Dataset entries
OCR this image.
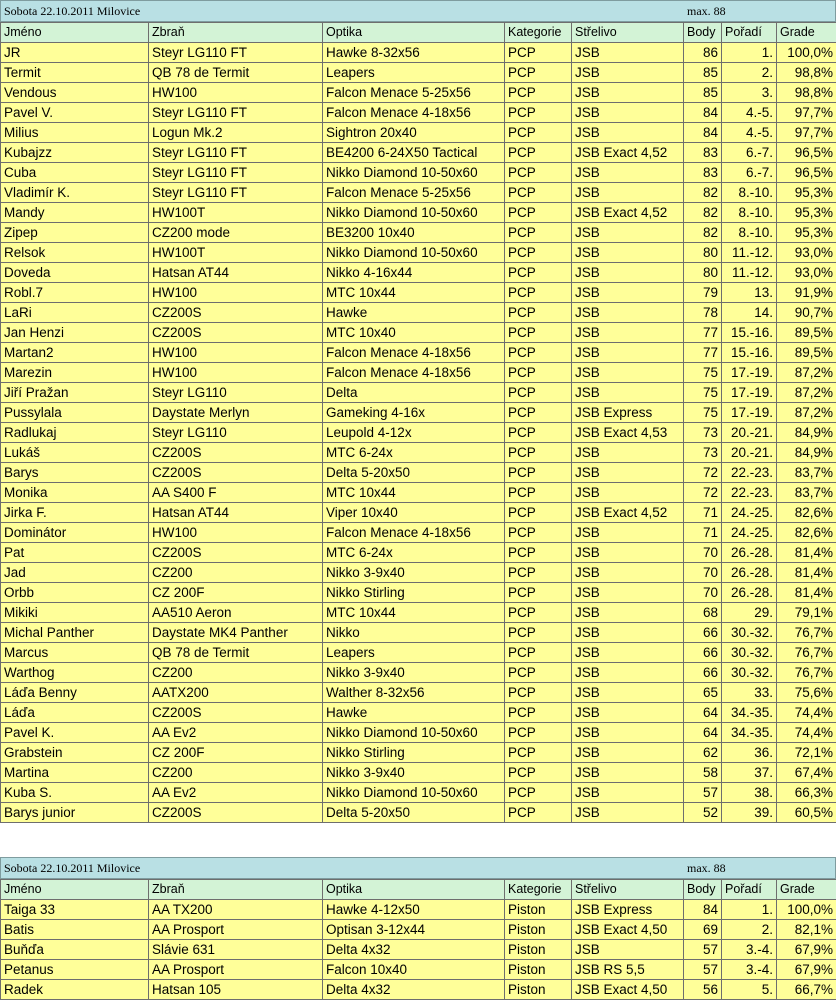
Sobota 22.10.2011 Milovice	max. 88
Jméno	Zbraň	Optika	Kategorie	Střelivo	Body	Pořadí	Grade
JR	Steyr LG110 FT	Hawke 8-32x56	PCP	JSB	86	1.	100,0%
Termit	QB 78 de Termit	Leapers	PCP	JSB	85	2.	98,8%
Vendous	HW100	Falcon Menace 5-25x56	PCP	JSB	85	3.	98,8%
Pavel V.	Steyr LG110 FT	Falcon Menace 4-18x56	PCP	JSB	84	4.-5.	97,7%
Milius	Logun Mk.2	Sightron 20x40	PCP	JSB	84	4.-5.	97,7%
Kubajzz	Steyr LG110 FT	BE4200 6-24X50 Tactical	PCP	JSB Exact 4,52	83	6.-7.	96,5%
Cuba	Steyr LG110 FT	Nikko Diamond 10-50x60	PCP	JSB	83	6.-7.	96,5%
Vladimír K.	Steyr LG110 FT	Falcon Menace 5-25x56	PCP	JSB	82	8.-10.	95,3%
Mandy	HW100T	Nikko Diamond 10-50x60	PCP	JSB Exact 4,52	82	8.-10.	95,3%
Zipep	CZ200 mode	BE3200 10x40	PCP	JSB	82	8.-10.	95,3%
Relsok	HW100T	Nikko Diamond 10-50x60	PCP	JSB	80	11.-12.	93,0%
Doveda	Hatsan AT44	Nikko 4-16x44	PCP	JSB	80	11.-12.	93,0%
Robl.7	HW100	MTC 10x44	PCP	JSB	79	13.	91,9%
LaRi	CZ200S	Hawke	PCP	JSB	78	14.	90,7%
Jan Henzi	CZ200S	MTC 10x40	PCP	JSB	77	15.-16.	89,5%
Martan2	HW100	Falcon Menace 4-18x56	PCP	JSB	77	15.-16.	89,5%
Marezin	HW100	Falcon Menace 4-18x56	PCP	JSB	75	17.-19.	87,2%
Jiří Pražan	Steyr LG110	Delta	PCP	JSB	75	17.-19.	87,2%
Pussylala	Daystate Merlyn	Gameking 4-16x	PCP	JSB Express	75	17.-19.	87,2%
Radlukaj	Steyr LG110	Leupold 4-12x	PCP	JSB Exact 4,53	73	20.-21.	84,9%
Lukáš	CZ200S	MTC 6-24x	PCP	JSB	73	20.-21.	84,9%
Barys	CZ200S	Delta 5-20x50	PCP	JSB	72	22.-23.	83,7%
Monika	AA S400 F	MTC 10x44	PCP	JSB	72	22.-23.	83,7%
Jirka F.	Hatsan AT44	Viper 10x40	PCP	JSB Exact 4,52	71	24.-25.	82,6%
Dominátor	HW100	Falcon Menace 4-18x56	PCP	JSB	71	24.-25.	82,6%
Pat	CZ200S	MTC 6-24x	PCP	JSB	70	26.-28.	81,4%
Jad	CZ200	Nikko 3-9x40	PCP	JSB	70	26.-28.	81,4%
Orbb	CZ 200F	Nikko Stirling	PCP	JSB	70	26.-28.	81,4%
Mikiki	AA510 Aeron	MTC 10x44	PCP	JSB	68	29.	79,1%
Michal Panther	Daystate MK4 Panther	Nikko	PCP	JSB	66	30.-32.	76,7%
Marcus	QB 78 de Termit	Leapers	PCP	JSB	66	30.-32.	76,7%
Warthog	CZ200	Nikko 3-9x40	PCP	JSB	66	30.-32.	76,7%
Láďa Benny	AATX200	Walther 8-32x56	PCP	JSB	65	33.	75,6%
Láďa	CZ200S	Hawke	PCP	JSB	64	34.-35.	74,4%
Pavel K.	AA Ev2	Nikko Diamond 10-50x60	PCP	JSB	64	34.-35.	74,4%
Grabstein	CZ 200F	Nikko Stirling	PCP	JSB	62	36.	72,1%
Martina	CZ200	Nikko 3-9x40	PCP	JSB	58	37.	67,4%
Kuba S.	AA Ev2	Nikko Diamond 10-50x60	PCP	JSB	57	38.	66,3%
Barys junior	CZ200S	Delta 5-20x50	PCP	JSB	52	39.	60,5%
Sobota 22.10.2011 Milovice	max. 88
Jméno	Zbraň	Optika	Kategorie	Střelivo	Body	Pořadí	Grade
Taiga 33	AA TX200	Hawke 4-12x50	Piston	JSB Express	84	1.	100,0%
Batis	AA Prosport	Optisan 3-12x44	Piston	JSB Exact 4,50	69	2.	82,1%
Buňďa	Slávie 631	Delta 4x32	Piston	JSB	57	3.-4.	67,9%
Petanus	AA Prosport	Falcon 10x40	Piston	JSB RS 5,5	57	3.-4.	67,9%
Radek	Hatsan 105	Delta 4x32	Piston	JSB Exact 4,50	56	5.	66,7%
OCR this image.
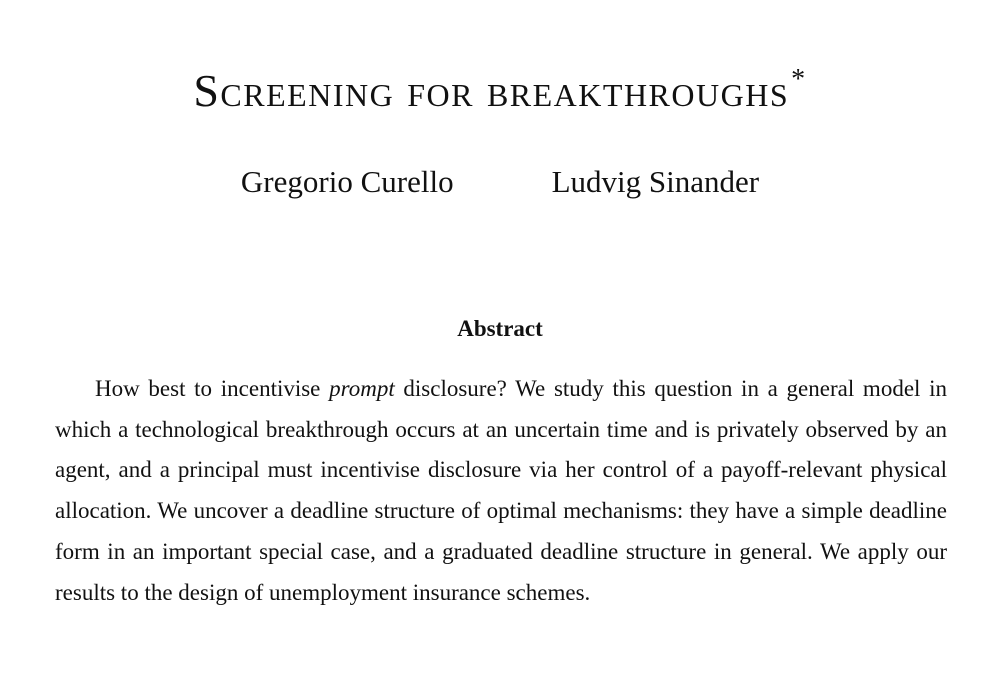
Screening for breakthroughs*
Gregorio Curello	Ludvig Sinander
Abstract

How best to incentivise prompt disclosure? We study this question in a general model in which a technological breakthrough occurs at an uncertain time and is privately observed by an agent, and a principal must incentivise disclosure via her control of a payoff-relevant physical allocation. We uncover a deadline structure of optimal mechanisms: they have a simple deadline form in an important special case, and a graduated deadline structure in general. We apply our results to the design of unemployment insurance schemes.
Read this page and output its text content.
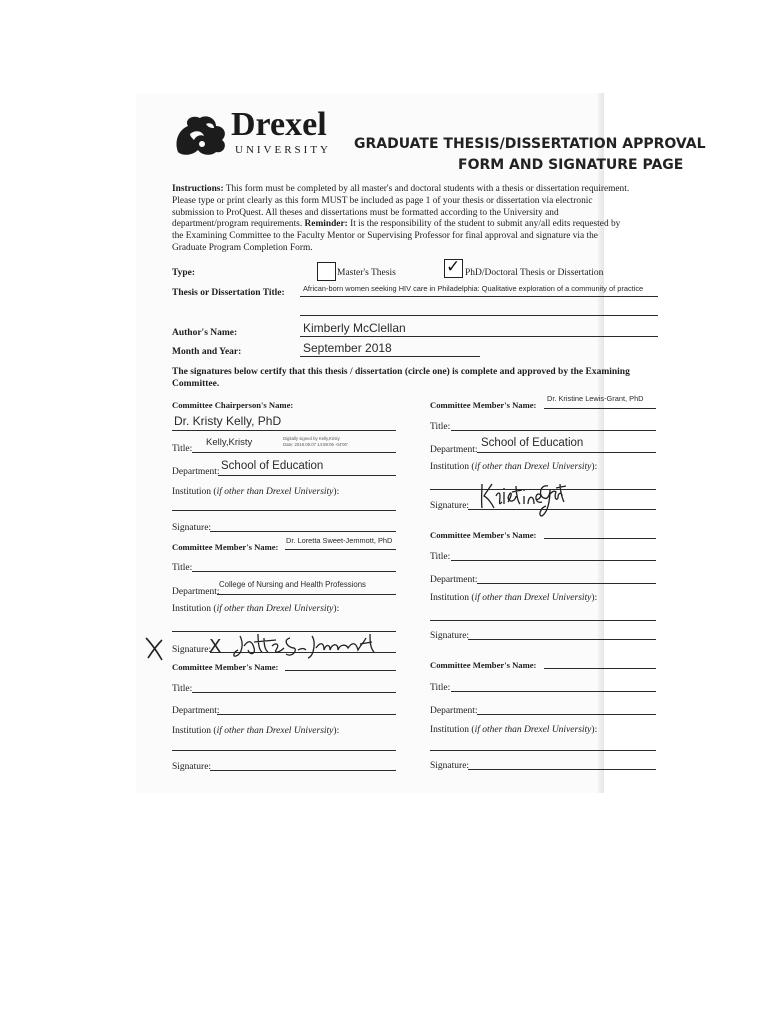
Drexel
UNIVERSITY GRADUATE THESIS/DISSERTATION APPROVAL
FORM AND SIGNATURE PAGE

Instructions: This form must be completed by all master's and doctoral students with a thesis or dissertation requirement.

Please type or print clearly as this form MUST be included as page 1 of your thesis or dissertation via electronic

submission to ProQuest. All theses and dissertations must be formatted according to the University and

department/program requirements. Reminder: It is the responsibility of the student to submit any/all edits requested by

the Examining Committee to the Faculty Mentor or Supervising Professor for final approval and signature via the

Graduate Program Completion Form.

Type:	Master's Thesis	✓ PhD/Doctoral Thesis or Dissertation
Thesis or Dissertation Title: African-born women seeking HIV care in Philadelphia: Qualitative exploration of a community of practice
Author's Name:	Kimberly McClellan
Month and Year:	September 2018
The signatures below certify that this thesis / dissertation (circle one) is complete and approved by the Examining
Committee.
Committee Chairperson's Name:
Dr. Kristy Kelly, PhD
Title:
Kelly,Kristy	Digitally signed by Kelly,Kristy
Date: 2018.09.07 14:59:06 -04'00'
Department: School of Education
Institution (if other than Drexel University):
Signature:
Committee Member's Name:
Dr. Loretta Sweet-Jemmott, PhD
Title:
Department:
College of Nursing and Health Professions
Institution (if other than Drexel University):
Signature:
X
Committee Member's Name:
Title:
Department:
Institution (if other than Drexel University):
Signature:
Committee Member's Name:
Dr. Kristine Lewis-Grant, PhD
Title:
Department:
School of Education
Institution (if other than Drexel University):
Signature:
Committee Member's Name:
Title:
Department:
Institution (if other than Drexel University):
Signature:
Committee Member's Name:
Title:
Department:
Institution (if other than Drexel University):
Signature:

_WHAT IS REQUIRED:_ The pictures should not appear in the copy; every other part of the records above must be returned exactly.

_WORKED SOLUTION:_
OCR this image.
Sobota 22.10.2011 Milovice	max. 88
Jméno	Zbraň	Optika	Kategorie	Střelivo	Body	Pořadí	Grade
JR	Steyr LG110 FT	Hawke 8-32x56	PCP	JSB	86	1.	100,0%
Termit	QB 78 de Termit	Leapers	PCP	JSB	85	2.	98,8%
Vendous	HW100	Falcon Menace 5-25x56	PCP	JSB	85	3.	98,8%
Pavel V.	Steyr LG110 FT	Falcon Menace 4-18x56	PCP	JSB	84	4.-5.	97,7%
Milius	Logun Mk.2	Sightron 20x40	PCP	JSB	84	4.-5.	97,7%
Kubajzz	Steyr LG110 FT	BE4200 6-24X50 Tactical	PCP	JSB Exact 4,52	83	6.-7.	96,5%
Cuba	Steyr LG110 FT	Nikko Diamond 10-50x60	PCP	JSB	83	6.-7.	96,5%
Vladimír K.	Steyr LG110 FT	Falcon Menace 5-25x56	PCP	JSB	82	8.-10.	95,3%
Mandy	HW100T	Nikko Diamond 10-50x60	PCP	JSB Exact 4,52	82	8.-10.	95,3%
Zipep	CZ200 mode	BE3200 10x40	PCP	JSB	82	8.-10.	95,3%
Relsok	HW100T	Nikko Diamond 10-50x60	PCP	JSB	80	11.-12.	93,0%
Doveda	Hatsan AT44	Nikko 4-16x44	PCP	JSB	80	11.-12.	93,0%
Robl.7	HW100	MTC 10x44	PCP	JSB	79	13.	91,9%
LaRi	CZ200S	Hawke	PCP	JSB	78	14.	90,7%
Jan Henzi	CZ200S	MTC 10x40	PCP	JSB	77	15.-16.	89,5%
Martan2	HW100	Falcon Menace 4-18x56	PCP	JSB	77	15.-16.	89,5%
Marezin	HW100	Falcon Menace 4-18x56	PCP	JSB	75	17.-19.	87,2%
Jiří Pražan	Steyr LG110	Delta	PCP	JSB	75	17.-19.	87,2%
Pussylala	Daystate Merlyn	Gameking 4-16x	PCP	JSB Express	75	17.-19.	87,2%
Radlukaj	Steyr LG110	Leupold 4-12x	PCP	JSB Exact 4,53	73	20.-21.	84,9%
Lukáš	CZ200S	MTC 6-24x	PCP	JSB	73	20.-21.	84,9%
Barys	CZ200S	Delta 5-20x50	PCP	JSB	72	22.-23.	83,7%
Monika	AA S400 F	MTC 10x44	PCP	JSB	72	22.-23.	83,7%
Jirka F.	Hatsan AT44	Viper 10x40	PCP	JSB Exact 4,52	71	24.-25.	82,6%
Dominátor	HW100	Falcon Menace 4-18x56	PCP	JSB	71	24.-25.	82,6%
Pat	CZ200S	MTC 6-24x	PCP	JSB	70	26.-28.	81,4%
Jad	CZ200	Nikko 3-9x40	PCP	JSB	70	26.-28.	81,4%
Orbb	CZ 200F	Nikko Stirling	PCP	JSB	70	26.-28.	81,4%
Mikiki	AA510 Aeron	MTC 10x44	PCP	JSB	68	29.	79,1%
Michal Panther	Daystate MK4 Panther	Nikko	PCP	JSB	66	30.-32.	76,7%
Marcus	QB 78 de Termit	Leapers	PCP	JSB	66	30.-32.	76,7%
Warthog	CZ200	Nikko 3-9x40	PCP	JSB	66	30.-32.	76,7%
Láďa Benny	AATX200	Walther 8-32x56	PCP	JSB	65	33.	75,6%
Láďa	CZ200S	Hawke	PCP	JSB	64	34.-35.	74,4%
Pavel K.	AA Ev2	Nikko Diamond 10-50x60	PCP	JSB	64	34.-35.	74,4%
Grabstein	CZ 200F	Nikko Stirling	PCP	JSB	62	36.	72,1%
Martina	CZ200	Nikko 3-9x40	PCP	JSB	58	37.	67,4%
Kuba S.	AA Ev2	Nikko Diamond 10-50x60	PCP	JSB	57	38.	66,3%
Barys junior	CZ200S	Delta 5-20x50	PCP	JSB	52	39.	60,5%
Sobota 22.10.2011 Milovice	max. 88
Jméno	Zbraň	Optika	Kategorie	Střelivo	Body	Pořadí	Grade
Taiga 33	AA TX200	Hawke 4-12x50	Piston	JSB Express	84	1.	100,0%
Batis	AA Prosport	Optisan 3-12x44	Piston	JSB Exact 4,50	69	2.	82,1%
Buňďa	Slávie 631	Delta 4x32	Piston	JSB	57	3.-4.	67,9%
Petanus	AA Prosport	Falcon 10x40	Piston	JSB RS 5,5	57	3.-4.	67,9%
Radek	Hatsan 105	Delta 4x32	Piston	JSB Exact 4,50	56	5.	66,7%
OCR this image.
Screening for breakthroughs*
Gregorio Curello	Ludvig Sinander
Abstract

How best to incentivise prompt disclosure? We study this question in a general model in which a technological breakthrough occurs at an uncertain time and is privately observed by an agent, and a principal must incentivise disclosure via her control of a payoff-relevant physical allocation. We uncover a deadline structure of optimal mechanisms: they have a simple deadline form in an important special case, and a graduated deadline structure in general. We apply our results to the design of unemployment insurance schemes.
Read this page and output its text content.
Drexel
UNIVERSITY GRADUATE THESIS/DISSERTATION APPROVAL
FORM AND SIGNATURE PAGE

Instructions: This form must be completed by all master's and doctoral students with a thesis or dissertation requirement.

Please type or print clearly as this form MUST be included as page 1 of your thesis or dissertation via electronic

submission to ProQuest. All theses and dissertations must be formatted according to the University and

department/program requirements. Reminder: It is the responsibility of the student to submit any/all edits requested by

the Examining Committee to the Faculty Mentor or Supervising Professor for final approval and signature via the

Graduate Program Completion Form.

Type:	Master's Thesis	✓ PhD/Doctoral Thesis or Dissertation
Thesis or Dissertation Title: African-born women seeking HIV care in Philadelphia: Qualitative exploration of a community of practice
Author's Name:	Kimberly McClellan
Month and Year:	September 2018
The signatures below certify that this thesis / dissertation (circle one) is complete and approved by the Examining
Committee.
Committee Chairperson's Name:
Dr. Kristy Kelly, PhD
Title:
Kelly,Kristy	Digitally signed by Kelly,Kristy
Date: 2018.09.07 14:59:06 -04'00'
Department: School of Education
Institution (if other than Drexel University):
Signature:
Committee Member's Name:
Dr. Loretta Sweet-Jemmott, PhD
Title:
Department:
College of Nursing and Health Professions
Institution (if other than Drexel University):
Signature:
X
Committee Member's Name:
Title:
Department:
Institution (if other than Drexel University):
Signature:
Committee Member's Name:
Dr. Kristine Lewis-Grant, PhD
Title:
Department:
School of Education
Institution (if other than Drexel University):
Signature:
Committee Member's Name:
Title:
Department:
Institution (if other than Drexel University):
Signature:
Committee Member's Name:
Title:
Department:
Institution (if other than Drexel University):
Signature:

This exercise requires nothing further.